Exercise prompt: Check each line of the records below and collect those that include the word "Zeitung".
---------- Supplied information
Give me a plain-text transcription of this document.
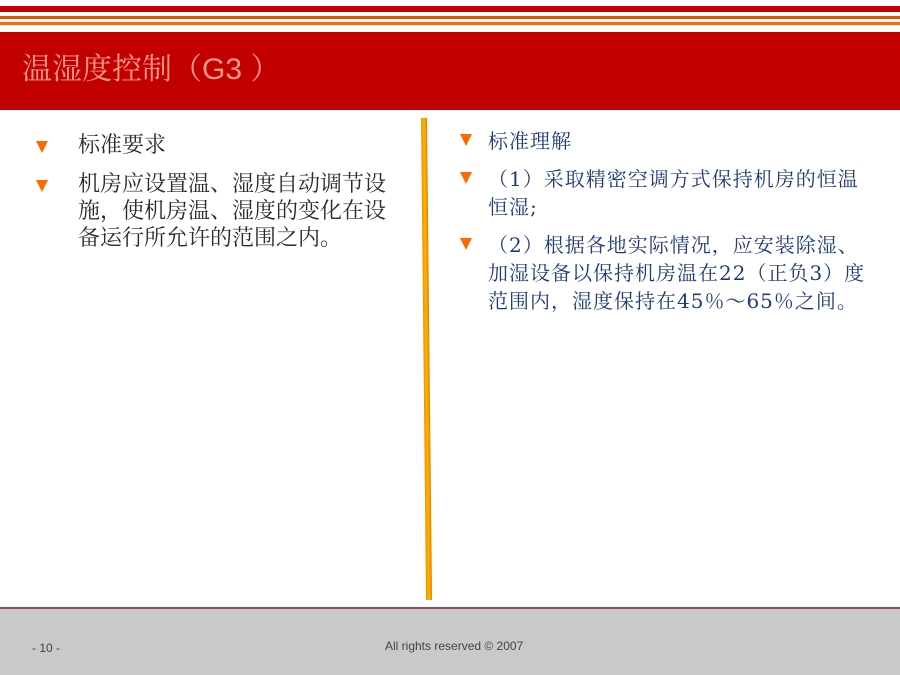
温湿度控制（G3 ）
标准要求
机房应设置温、湿度自动调节设施，使机房温、湿度的变化在设备运行所允许的范围之内。
标准理解
（1）采取精密空调方式保持机房的恒温恒湿;
（2）根据各地实际情况，应安装除湿、加湿设备以保持机房温在22（正负3）度范围内，湿度保持在45％～65％之间。
- 10 -	All rights reserved © 2007
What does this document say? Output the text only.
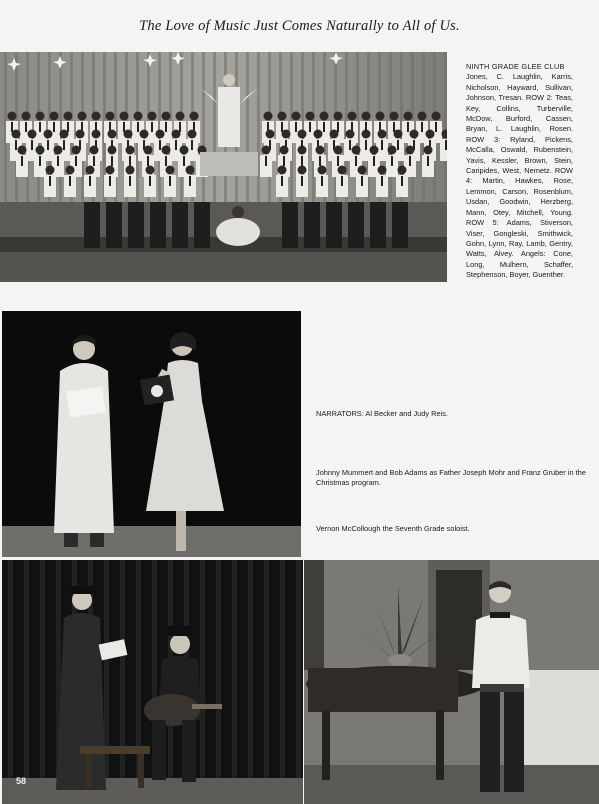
The Love of Music Just Comes Naturally to All of Us.
NINTH GRADE GLEE CLUB
Jones, C. Laughlin, Karris, Nicholson, Hayward, Sullivan, Johnson, Tresan. ROW 2: Teas, Key, Collins, Turberville, McDow, Burford, Cassen, Bryan, L. Laughlin, Rosen. ROW 3: Ryland, Pickens, McCalla, Oswald, Rubenstein, Yavis, Kessler, Brown, Stein, Caripides, West, Nemetz. ROW 4: Martin, Hawkes, Rose, Lemmon, Carson, Rosenblum, Usdan, Goodwin, Herzberg, Mann, Otey, Mitchell, Young. ROW 5: Adams, Stiverson, Viser, Gongleski, Smithwick, Gohn, Lynn, Ray, Lamb, Gentry, Watts, Alvey. Angels: Cone, Long, Mulhern, Schaffer, Stephenson, Boyer, Guenther.
NARRATORS: Al Becker and Judy Reis.
Johnny Mummert and Bob Adams as Father Joseph Mohr and Franz Gruber in the Christmas program.
Vernon McCollough the Seventh Grade soloist.
58
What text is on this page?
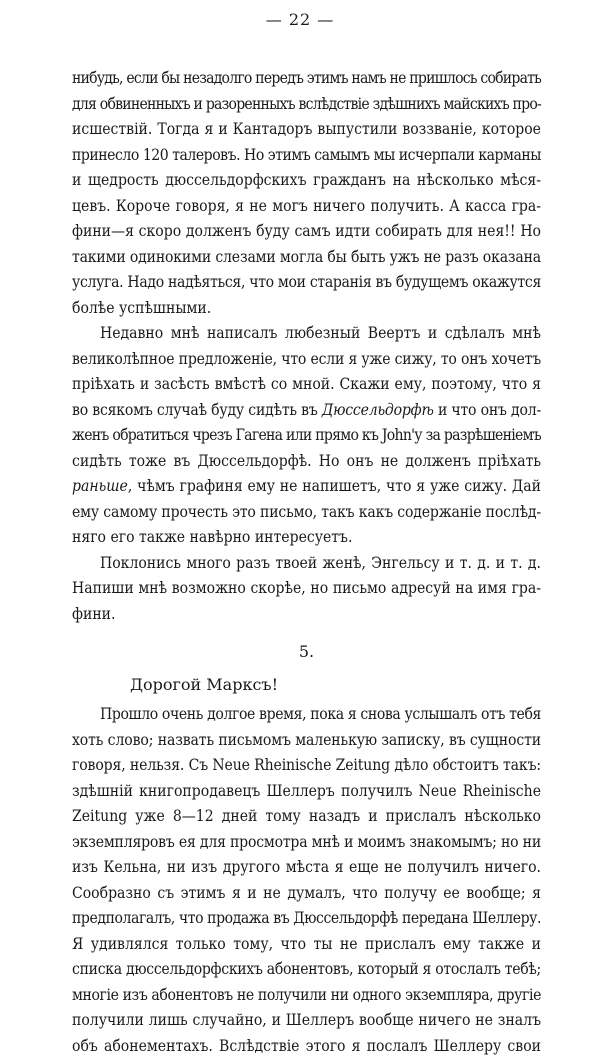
— 22 —
нибудь, если бы незадолго передъ этимъ намъ не пришлось собирать
для обвиненныхъ и разоренныхъ вслѣдствіе здѣшнихъ майскихъ про-
исшествій. Тогда я и Кантадоръ выпустили воззваніе, которое
принесло 120 талеровъ. Но этимъ самымъ мы исчерпали карманы
и щедрость дюссельдорфскихъ гражданъ на нѣсколько мѣся-
цевъ. Короче говоря, я не могъ ничего получить. А касса гра-
фини—я скоро долженъ буду самъ идти собирать для нея!! Но
такими одинокими слезами могла бы быть ужъ не разъ оказана
услуга. Надо надѣяться, что мои старанія въ будущемъ окажутся
болѣе успѣшными.
Недавно мнѣ написалъ любезный Веертъ и сдѣлалъ мнѣ
великолѣпное предложеніе, что если я уже сижу, то онъ хочетъ
пріѣхать и засѣсть вмѣстѣ со мной. Скажи ему, поэтому, что я
во всякомъ случаѣ буду сидѣть въ Дюссельдорфѣ и что онъ дол-
женъ обратиться чрезъ Гагена или прямо къ John'у за разрѣшеніемъ
сидѣть тоже въ Дюссельдорфѣ. Но онъ не долженъ пріѣхать
раньше, чѣмъ графиня ему не напишетъ, что я уже сижу. Дай
ему самому прочесть это письмо, такъ какъ содержаніе послѣд-
няго его также навѣрно интересуетъ.
Поклонись много разъ твоей женѣ, Энгельсу и т. д. и т. д.
Напиши мнѣ возможно скорѣе, но письмо адресуй на имя гра-
фини.
5.
Дорогой Марксъ!
Прошло очень долгое время, пока я снова услышалъ отъ тебя
хоть слово; назвать письмомъ маленькую записку, въ сущности
говоря, нельзя. Съ Neue Rheinische Zeitung дѣло обстоитъ такъ:
здѣшній книгопродавецъ Шеллеръ получилъ Neue Rheinische
Zeitung уже 8—12 дней тому назадъ и прислалъ нѣсколько
экземпляровъ ея для просмотра мнѣ и моимъ знакомымъ; но ни
изъ Кельна, ни изъ другого мѣста я еще не получилъ ничего.
Сообразно съ этимъ я и не думалъ, что получу ее вообще; я
предполагалъ, что продажа въ Дюссельдорфѣ передана Шеллеру.
Я удивлялся только тому, что ты не прислалъ ему также и
списка дюссельдорфскихъ абонентовъ, который я отослалъ тебѣ;
многіе изъ абонентовъ не получили ни одного экземпляра, другіе
получили лишь случайно, и Шеллеръ вообще ничего не зналъ
объ абонементахъ. Вслѣдствіе этого я послалъ Шеллеру свои
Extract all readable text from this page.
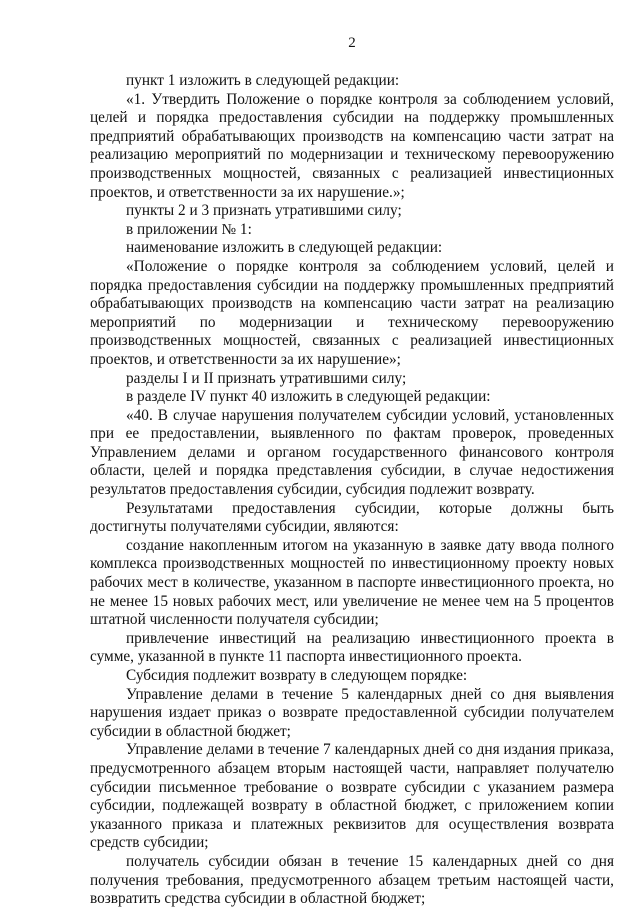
2

пункт 1 изложить в следующей редакции:

«1. Утвердить Положение о порядке контроля за соблюдением условий, целей и порядка предоставления субсидии на поддержку промышленных предприятий обрабатывающих производств на компенсацию части затрат на реализацию мероприятий по модернизации и техническому перевооружению производственных мощностей, связанных с реализацией инвестиционных проектов, и ответственности за их нарушение.»;

пункты 2 и 3 признать утратившими силу;

в приложении № 1:

наименование изложить в следующей редакции:

«Положение о порядке контроля за соблюдением условий, целей и порядка предоставления субсидии на поддержку промышленных предприятий обрабатывающих производств на компенсацию части затрат на реализацию мероприятий по модернизации и техническому перевооружению производственных мощностей, связанных с реализацией инвестиционных проектов, и ответственности за их нарушение»;

разделы I и II признать утратившими силу;

в разделе IV пункт 40 изложить в следующей редакции:

«40. В случае нарушения получателем субсидии условий, установленных при ее предоставлении, выявленного по фактам проверок, проведенных Управлением делами и органом государственного финансового контроля области, целей и порядка представления субсидии, в случае недостижения результатов предоставления субсидии, субсидия подлежит возврату.

Результатами предоставления субсидии, которые должны быть достигнуты получателями субсидии, являются:

создание накопленным итогом на указанную в заявке дату ввода полного комплекса производственных мощностей по инвестиционному проекту новых рабочих мест в количестве, указанном в паспорте инвестиционного проекта, но не менее 15 новых рабочих мест, или увеличение не менее чем на 5 процентов штатной численности получателя субсидии;

привлечение инвестиций на реализацию инвестиционного проекта в сумме, указанной в пункте 11 паспорта инвестиционного проекта.

Субсидия подлежит возврату в следующем порядке:

Управление делами в течение 5 календарных дней со дня выявления нарушения издает приказ о возврате предоставленной субсидии получателем субсидии в областной бюджет;

Управление делами в течение 7 календарных дней со дня издания приказа, предусмотренного абзацем вторым настоящей части, направляет получателю субсидии письменное требование о возврате субсидии с указанием размера субсидии, подлежащей возврату в областной бюджет, с приложением копии указанного приказа и платежных реквизитов для осуществления возврата средств субсидии;

получатель субсидии обязан в течение 15 календарных дней со дня получения требования, предусмотренного абзацем третьим настоящей части, возвратить средства субсидии в областной бюджет;
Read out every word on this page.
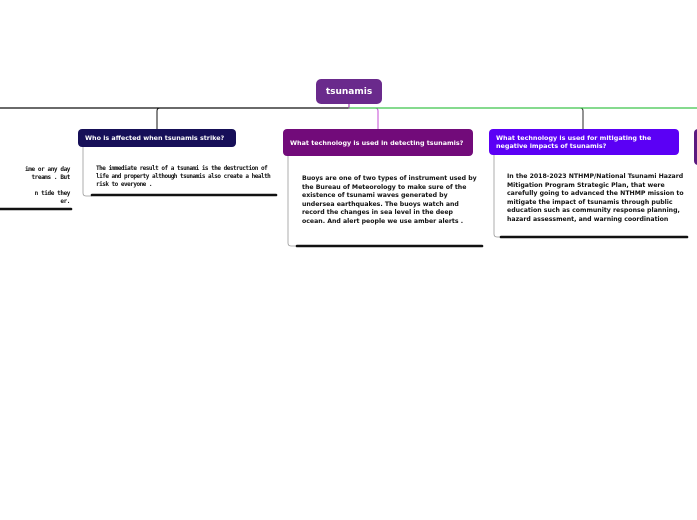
tsunamis
Who is affected when tsunamis strike?
What technology is used in detecting tsunamis?
What technology is used for mitigating the negative impacts of tsunamis?
ime or any day
treams . But

n tide they
er.
The immediate result of a tsunami is the destruction of life and property although tsunamis also create a health risk to everyone .
Buoys are one of two types of instrument used by the Bureau of Meteorology to make sure of the existence of tsunami waves generated by undersea earthquakes. The buoys watch and record the changes in sea level in the deep ocean. And alert people we use amber alerts .
In the 2018-2023 NTHMP/National Tsunami Hazard Mitigation Program Strategic Plan, that were carefully going to advanced the NTHMP mission to mitigate the impact of tsunamis through public education such as community response planning, hazard assessment, and warning coordination
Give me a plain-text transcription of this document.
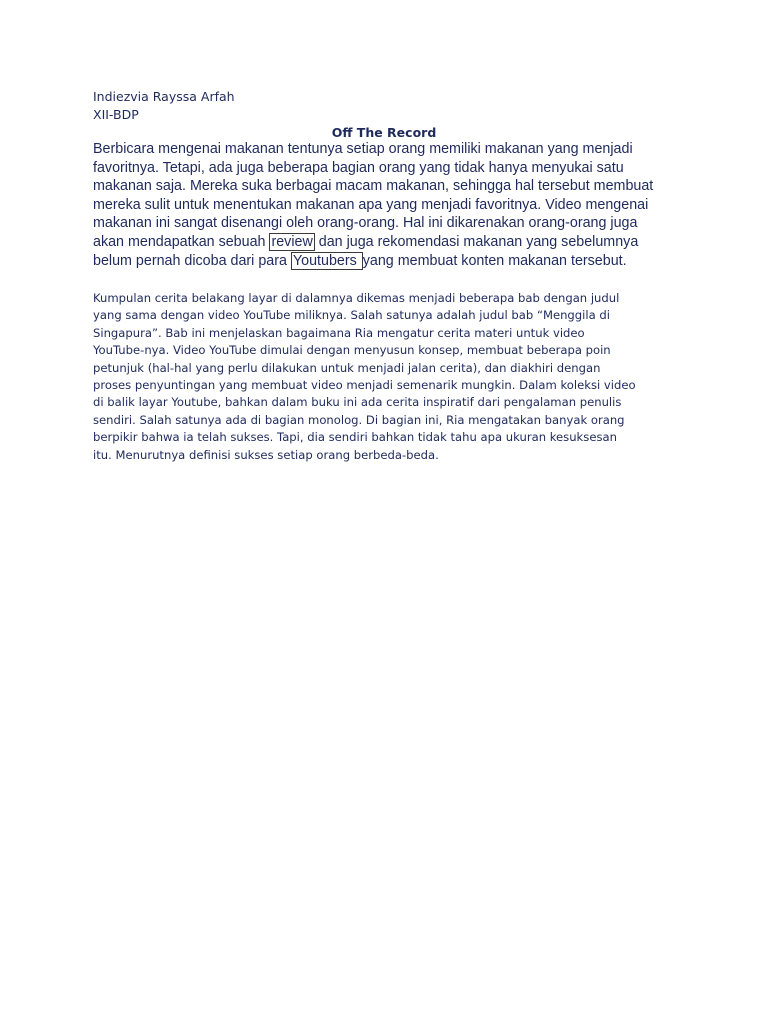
Indiezvia Rayssa Arfah
XII-BDP
Off The Record

Berbicara mengenai makanan tentunya setiap orang memiliki makanan yang menjadi
favoritnya. Tetapi, ada juga beberapa bagian orang yang tidak hanya menyukai satu
makanan saja. Mereka suka berbagai macam makanan, sehingga hal tersebut membuat
mereka sulit untuk menentukan makanan apa yang menjadi favoritnya. Video mengenai
makanan ini sangat disenangi oleh orang-orang. Hal ini dikarenakan orang-orang juga
akan mendapatkan sebuah review dan juga rekomendasi makanan yang sebelumnya
belum pernah dicoba dari para Youtubers yang membuat konten makanan tersebut.

Kumpulan cerita belakang layar di dalamnya dikemas menjadi beberapa bab dengan judul
yang sama dengan video YouTube miliknya. Salah satunya adalah judul bab “Menggila di
Singapura”. Bab ini menjelaskan bagaimana Ria mengatur cerita materi untuk video
YouTube-nya. Video YouTube dimulai dengan menyusun konsep, membuat beberapa poin
petunjuk (hal-hal yang perlu dilakukan untuk menjadi jalan cerita), dan diakhiri dengan
proses penyuntingan yang membuat video menjadi semenarik mungkin. Dalam koleksi video
di balik layar Youtube, bahkan dalam buku ini ada cerita inspiratif dari pengalaman penulis
sendiri. Salah satunya ada di bagian monolog. Di bagian ini, Ria mengatakan banyak orang
berpikir bahwa ia telah sukses. Tapi, dia sendiri bahkan tidak tahu apa ukuran kesuksesan
itu. Menurutnya definisi sukses setiap orang berbeda-beda.
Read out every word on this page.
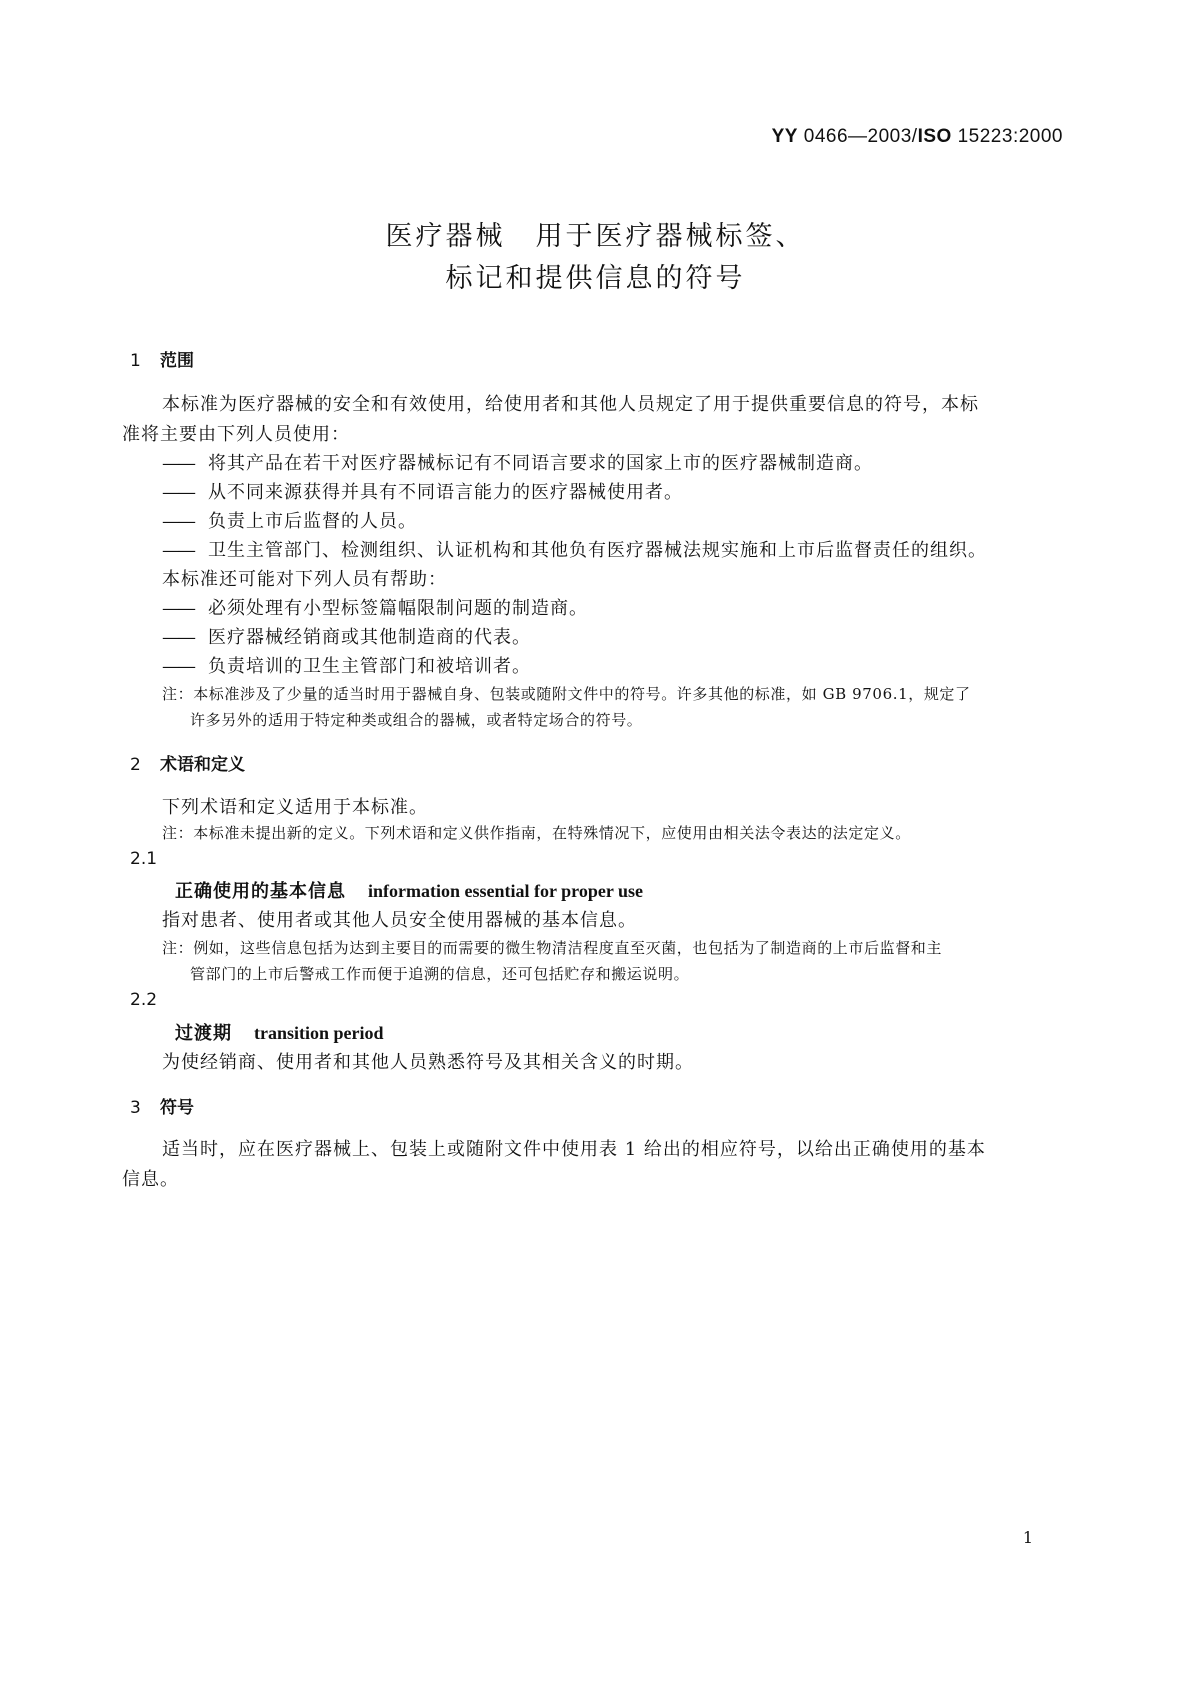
YY 0466—2003/ISO 15223:2000
医疗器械　用于医疗器械标签、
标记和提供信息的符号
1 范围
本标准为医疗器械的安全和有效使用，给使用者和其他人员规定了用于提供重要信息的符号，本标
准将主要由下列人员使用：
—— 将其产品在若干对医疗器械标记有不同语言要求的国家上市的医疗器械制造商。
—— 从不同来源获得并具有不同语言能力的医疗器械使用者。
—— 负责上市后监督的人员。
—— 卫生主管部门、检测组织、认证机构和其他负有医疗器械法规实施和上市后监督责任的组织。
本标准还可能对下列人员有帮助：
—— 必须处理有小型标签篇幅限制问题的制造商。
—— 医疗器械经销商或其他制造商的代表。
—— 负责培训的卫生主管部门和被培训者。
注：本标准涉及了少量的适当时用于器械自身、包装或随附文件中的符号。许多其他的标准，如 GB 9706.1，规定了
许多另外的适用于特定种类或组合的器械，或者特定场合的符号。
2 术语和定义
下列术语和定义适用于本标准。
注：本标准未提出新的定义。下列术语和定义供作指南，在特殊情况下，应使用由相关法令表达的法定定义。
2.1
正确使用的基本信息 information essential for proper use
指对患者、使用者或其他人员安全使用器械的基本信息。
注：例如，这些信息包括为达到主要目的而需要的微生物清洁程度直至灭菌，也包括为了制造商的上市后监督和主
管部门的上市后警戒工作而便于追溯的信息，还可包括贮存和搬运说明。
2.2
过渡期 transition period
为使经销商、使用者和其他人员熟悉符号及其相关含义的时期。
3 符号
适当时，应在医疗器械上、包装上或随附文件中使用表 1 给出的相应符号，以给出正确使用的基本
信息。
1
--------------------
Complete answer:
говоря, нельзя. Съ Neue Rheinische Zeitung дѣло обстоитъ такъ:
Zeitung уже 8—12 дней тому назадъ и прислалъ нѣсколько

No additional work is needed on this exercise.